_Problem requirements_
Find the lines below that contain the string "Rohertrag". Copy each one.
═════ Data to process ═════
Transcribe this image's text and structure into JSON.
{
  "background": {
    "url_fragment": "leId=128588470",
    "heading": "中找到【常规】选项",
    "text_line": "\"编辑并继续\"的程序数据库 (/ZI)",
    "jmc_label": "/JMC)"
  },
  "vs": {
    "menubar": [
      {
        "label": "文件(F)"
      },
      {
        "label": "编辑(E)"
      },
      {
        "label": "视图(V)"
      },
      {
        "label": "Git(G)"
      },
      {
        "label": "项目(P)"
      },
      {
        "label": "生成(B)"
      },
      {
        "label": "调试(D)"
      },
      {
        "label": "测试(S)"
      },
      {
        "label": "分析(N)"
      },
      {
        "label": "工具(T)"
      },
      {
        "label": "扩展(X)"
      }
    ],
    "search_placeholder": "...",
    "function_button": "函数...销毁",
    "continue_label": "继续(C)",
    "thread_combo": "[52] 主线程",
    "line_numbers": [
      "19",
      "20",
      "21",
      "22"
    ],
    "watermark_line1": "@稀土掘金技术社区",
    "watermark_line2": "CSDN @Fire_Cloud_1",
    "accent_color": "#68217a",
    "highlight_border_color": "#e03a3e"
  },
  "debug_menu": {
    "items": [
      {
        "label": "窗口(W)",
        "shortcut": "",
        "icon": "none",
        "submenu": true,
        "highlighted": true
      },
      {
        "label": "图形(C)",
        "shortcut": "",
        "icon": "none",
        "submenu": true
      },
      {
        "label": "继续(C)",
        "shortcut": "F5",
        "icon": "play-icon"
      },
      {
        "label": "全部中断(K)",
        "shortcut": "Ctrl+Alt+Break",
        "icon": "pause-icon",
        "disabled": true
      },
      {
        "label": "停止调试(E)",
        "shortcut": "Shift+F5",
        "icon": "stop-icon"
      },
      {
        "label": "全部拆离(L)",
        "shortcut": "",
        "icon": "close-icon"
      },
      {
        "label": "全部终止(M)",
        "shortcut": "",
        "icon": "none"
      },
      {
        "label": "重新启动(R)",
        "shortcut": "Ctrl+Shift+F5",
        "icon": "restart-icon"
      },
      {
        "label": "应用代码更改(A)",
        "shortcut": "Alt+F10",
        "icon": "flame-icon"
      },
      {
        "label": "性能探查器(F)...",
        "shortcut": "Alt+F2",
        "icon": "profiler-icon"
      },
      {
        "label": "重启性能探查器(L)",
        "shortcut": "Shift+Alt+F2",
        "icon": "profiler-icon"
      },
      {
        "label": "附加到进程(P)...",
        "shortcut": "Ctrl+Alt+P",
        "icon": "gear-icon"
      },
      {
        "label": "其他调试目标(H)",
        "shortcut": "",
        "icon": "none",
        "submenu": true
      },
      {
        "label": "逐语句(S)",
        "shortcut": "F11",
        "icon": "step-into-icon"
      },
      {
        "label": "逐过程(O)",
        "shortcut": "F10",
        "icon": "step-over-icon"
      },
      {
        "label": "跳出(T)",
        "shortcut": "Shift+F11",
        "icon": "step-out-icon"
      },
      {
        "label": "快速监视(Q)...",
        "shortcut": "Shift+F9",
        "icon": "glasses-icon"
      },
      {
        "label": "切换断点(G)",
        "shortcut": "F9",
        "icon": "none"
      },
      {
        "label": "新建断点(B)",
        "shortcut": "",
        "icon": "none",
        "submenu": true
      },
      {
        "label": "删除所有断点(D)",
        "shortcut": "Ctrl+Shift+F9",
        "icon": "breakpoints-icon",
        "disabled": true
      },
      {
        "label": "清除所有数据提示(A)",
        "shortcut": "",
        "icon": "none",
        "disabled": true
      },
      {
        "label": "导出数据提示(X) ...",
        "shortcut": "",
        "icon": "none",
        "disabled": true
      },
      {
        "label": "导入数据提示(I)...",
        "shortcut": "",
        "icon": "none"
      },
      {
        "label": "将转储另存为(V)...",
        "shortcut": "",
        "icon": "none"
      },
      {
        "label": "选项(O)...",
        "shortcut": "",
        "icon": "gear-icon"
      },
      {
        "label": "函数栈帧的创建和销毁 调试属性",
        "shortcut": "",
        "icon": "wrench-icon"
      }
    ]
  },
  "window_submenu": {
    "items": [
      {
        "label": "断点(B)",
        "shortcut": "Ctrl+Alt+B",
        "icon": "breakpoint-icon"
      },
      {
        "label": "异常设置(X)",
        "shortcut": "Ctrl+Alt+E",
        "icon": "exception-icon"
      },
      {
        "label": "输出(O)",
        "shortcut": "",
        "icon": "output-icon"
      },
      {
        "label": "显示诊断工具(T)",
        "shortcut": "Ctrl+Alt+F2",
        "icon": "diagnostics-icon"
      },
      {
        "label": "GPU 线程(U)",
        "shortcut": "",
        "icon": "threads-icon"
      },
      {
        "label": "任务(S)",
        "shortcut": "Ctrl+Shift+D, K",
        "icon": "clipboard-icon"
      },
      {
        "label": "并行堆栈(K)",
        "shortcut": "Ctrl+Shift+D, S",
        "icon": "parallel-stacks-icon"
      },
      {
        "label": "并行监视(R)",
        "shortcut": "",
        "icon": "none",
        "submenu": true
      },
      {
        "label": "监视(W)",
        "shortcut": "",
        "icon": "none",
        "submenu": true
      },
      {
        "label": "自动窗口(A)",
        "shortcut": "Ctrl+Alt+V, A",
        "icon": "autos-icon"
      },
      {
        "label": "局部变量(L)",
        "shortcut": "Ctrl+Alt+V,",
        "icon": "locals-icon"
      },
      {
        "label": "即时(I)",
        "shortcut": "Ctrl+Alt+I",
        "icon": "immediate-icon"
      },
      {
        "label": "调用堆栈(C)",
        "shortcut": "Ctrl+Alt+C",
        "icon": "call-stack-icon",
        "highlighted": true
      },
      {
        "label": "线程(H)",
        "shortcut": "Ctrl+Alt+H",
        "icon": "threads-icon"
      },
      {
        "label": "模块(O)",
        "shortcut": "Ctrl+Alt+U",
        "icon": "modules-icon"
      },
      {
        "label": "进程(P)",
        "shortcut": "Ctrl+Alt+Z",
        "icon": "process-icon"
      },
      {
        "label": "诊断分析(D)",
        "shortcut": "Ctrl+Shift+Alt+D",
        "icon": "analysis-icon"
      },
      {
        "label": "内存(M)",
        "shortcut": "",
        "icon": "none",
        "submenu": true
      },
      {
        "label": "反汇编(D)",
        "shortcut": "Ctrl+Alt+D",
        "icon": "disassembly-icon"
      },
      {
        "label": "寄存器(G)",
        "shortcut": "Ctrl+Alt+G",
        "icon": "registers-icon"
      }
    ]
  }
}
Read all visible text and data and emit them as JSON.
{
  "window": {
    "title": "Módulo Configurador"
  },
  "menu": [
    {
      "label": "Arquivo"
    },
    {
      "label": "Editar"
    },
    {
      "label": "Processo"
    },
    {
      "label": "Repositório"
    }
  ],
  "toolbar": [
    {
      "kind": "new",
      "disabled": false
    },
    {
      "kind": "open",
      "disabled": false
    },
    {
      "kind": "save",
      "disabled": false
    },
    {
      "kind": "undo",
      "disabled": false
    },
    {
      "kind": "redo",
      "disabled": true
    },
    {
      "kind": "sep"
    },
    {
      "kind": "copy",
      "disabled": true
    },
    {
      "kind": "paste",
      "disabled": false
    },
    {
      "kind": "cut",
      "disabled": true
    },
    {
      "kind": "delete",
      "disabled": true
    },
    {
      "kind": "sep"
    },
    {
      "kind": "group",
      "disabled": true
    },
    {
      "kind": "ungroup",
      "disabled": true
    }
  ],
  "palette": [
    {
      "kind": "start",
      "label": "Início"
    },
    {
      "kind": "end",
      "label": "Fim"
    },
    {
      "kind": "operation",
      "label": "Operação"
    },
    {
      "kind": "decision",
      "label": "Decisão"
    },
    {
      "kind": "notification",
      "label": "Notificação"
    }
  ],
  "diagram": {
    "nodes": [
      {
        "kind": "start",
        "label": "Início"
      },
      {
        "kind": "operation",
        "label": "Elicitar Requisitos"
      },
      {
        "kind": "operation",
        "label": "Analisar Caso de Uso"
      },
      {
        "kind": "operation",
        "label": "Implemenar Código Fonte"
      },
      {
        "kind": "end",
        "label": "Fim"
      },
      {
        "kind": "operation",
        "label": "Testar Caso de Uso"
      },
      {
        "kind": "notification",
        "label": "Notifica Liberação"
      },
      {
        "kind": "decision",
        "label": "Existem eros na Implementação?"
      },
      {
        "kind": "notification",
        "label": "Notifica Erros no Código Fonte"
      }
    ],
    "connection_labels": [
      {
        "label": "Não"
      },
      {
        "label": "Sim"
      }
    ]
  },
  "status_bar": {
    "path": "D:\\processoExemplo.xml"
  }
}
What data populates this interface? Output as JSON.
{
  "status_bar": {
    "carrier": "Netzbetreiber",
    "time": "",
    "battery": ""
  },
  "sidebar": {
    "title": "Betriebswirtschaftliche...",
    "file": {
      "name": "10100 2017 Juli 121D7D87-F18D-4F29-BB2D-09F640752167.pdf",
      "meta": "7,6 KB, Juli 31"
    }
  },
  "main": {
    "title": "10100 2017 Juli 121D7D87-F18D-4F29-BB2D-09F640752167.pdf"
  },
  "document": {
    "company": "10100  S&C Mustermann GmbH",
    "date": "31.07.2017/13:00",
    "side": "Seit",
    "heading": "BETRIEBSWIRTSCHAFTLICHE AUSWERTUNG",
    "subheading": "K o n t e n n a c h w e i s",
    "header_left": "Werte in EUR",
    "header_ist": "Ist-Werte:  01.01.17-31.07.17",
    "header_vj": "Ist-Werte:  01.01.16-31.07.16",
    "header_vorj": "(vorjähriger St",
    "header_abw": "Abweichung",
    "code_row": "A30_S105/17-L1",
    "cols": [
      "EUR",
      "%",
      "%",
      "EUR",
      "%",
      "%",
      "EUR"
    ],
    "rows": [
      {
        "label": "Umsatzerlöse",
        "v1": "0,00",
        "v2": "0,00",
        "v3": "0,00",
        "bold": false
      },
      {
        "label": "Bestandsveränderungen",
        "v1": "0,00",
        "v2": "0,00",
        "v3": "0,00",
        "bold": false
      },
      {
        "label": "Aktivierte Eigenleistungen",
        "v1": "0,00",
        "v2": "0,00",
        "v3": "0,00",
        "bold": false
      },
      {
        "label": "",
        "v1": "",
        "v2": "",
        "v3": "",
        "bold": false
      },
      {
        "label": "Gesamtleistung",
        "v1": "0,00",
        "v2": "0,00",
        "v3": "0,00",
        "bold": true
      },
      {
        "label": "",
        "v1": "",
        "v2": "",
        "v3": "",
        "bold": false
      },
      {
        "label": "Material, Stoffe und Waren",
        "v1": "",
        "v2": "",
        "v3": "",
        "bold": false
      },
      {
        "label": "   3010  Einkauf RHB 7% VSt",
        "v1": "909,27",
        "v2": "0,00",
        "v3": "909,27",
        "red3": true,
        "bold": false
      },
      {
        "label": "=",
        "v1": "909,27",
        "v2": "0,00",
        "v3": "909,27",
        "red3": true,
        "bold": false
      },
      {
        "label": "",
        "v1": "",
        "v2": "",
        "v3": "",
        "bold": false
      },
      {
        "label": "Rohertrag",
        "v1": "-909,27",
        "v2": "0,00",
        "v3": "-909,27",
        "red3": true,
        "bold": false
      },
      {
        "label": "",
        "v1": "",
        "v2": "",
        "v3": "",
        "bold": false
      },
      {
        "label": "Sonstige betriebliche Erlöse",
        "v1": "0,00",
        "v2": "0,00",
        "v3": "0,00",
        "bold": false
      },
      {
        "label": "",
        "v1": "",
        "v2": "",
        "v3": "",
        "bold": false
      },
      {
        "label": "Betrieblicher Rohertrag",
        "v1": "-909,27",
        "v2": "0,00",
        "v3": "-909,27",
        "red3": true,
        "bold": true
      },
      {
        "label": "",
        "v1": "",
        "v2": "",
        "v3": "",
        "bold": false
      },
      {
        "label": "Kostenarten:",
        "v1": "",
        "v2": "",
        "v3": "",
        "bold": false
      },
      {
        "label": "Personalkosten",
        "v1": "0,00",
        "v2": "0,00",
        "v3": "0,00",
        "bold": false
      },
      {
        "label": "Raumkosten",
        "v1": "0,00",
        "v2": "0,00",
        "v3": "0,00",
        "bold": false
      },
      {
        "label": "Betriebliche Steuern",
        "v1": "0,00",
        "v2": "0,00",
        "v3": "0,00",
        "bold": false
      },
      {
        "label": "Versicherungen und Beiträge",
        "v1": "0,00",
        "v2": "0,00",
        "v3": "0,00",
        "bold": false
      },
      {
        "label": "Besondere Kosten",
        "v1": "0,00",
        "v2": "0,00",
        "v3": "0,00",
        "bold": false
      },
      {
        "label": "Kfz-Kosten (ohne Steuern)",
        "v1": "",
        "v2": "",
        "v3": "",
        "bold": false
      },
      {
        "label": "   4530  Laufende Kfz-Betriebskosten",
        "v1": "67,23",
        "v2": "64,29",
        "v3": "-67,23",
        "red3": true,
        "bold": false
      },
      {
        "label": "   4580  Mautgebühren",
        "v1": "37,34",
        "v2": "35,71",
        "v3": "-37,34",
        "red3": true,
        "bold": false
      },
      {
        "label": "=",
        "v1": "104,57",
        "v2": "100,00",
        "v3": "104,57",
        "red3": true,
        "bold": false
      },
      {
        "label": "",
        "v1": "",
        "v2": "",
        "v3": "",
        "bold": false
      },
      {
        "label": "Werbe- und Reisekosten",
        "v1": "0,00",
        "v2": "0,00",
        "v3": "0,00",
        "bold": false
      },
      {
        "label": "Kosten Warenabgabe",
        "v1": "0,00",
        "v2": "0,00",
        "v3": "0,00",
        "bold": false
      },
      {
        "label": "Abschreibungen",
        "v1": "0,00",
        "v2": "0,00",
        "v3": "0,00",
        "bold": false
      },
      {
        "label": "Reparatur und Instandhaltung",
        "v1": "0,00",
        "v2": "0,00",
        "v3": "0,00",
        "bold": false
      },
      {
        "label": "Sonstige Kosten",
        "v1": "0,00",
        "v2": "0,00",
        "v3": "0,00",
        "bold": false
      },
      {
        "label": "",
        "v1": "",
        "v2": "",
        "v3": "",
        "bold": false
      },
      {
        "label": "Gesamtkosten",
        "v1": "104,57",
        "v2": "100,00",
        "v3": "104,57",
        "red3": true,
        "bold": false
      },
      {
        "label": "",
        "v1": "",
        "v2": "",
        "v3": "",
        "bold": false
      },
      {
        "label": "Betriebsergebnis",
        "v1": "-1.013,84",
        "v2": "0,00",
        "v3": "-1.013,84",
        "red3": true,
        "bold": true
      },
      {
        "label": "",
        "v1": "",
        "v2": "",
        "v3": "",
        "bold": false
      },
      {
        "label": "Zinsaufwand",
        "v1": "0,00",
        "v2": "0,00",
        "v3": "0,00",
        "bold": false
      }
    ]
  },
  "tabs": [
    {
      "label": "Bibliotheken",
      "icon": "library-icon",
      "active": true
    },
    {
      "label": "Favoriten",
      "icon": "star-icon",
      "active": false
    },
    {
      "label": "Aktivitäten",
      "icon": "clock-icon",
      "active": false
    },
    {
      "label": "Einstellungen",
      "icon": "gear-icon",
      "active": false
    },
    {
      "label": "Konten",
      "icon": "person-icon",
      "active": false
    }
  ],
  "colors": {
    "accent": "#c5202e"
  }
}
═════
_Output for this task_
        "label": "Rohertrag",
        "label": "Betrieblicher Rohertrag",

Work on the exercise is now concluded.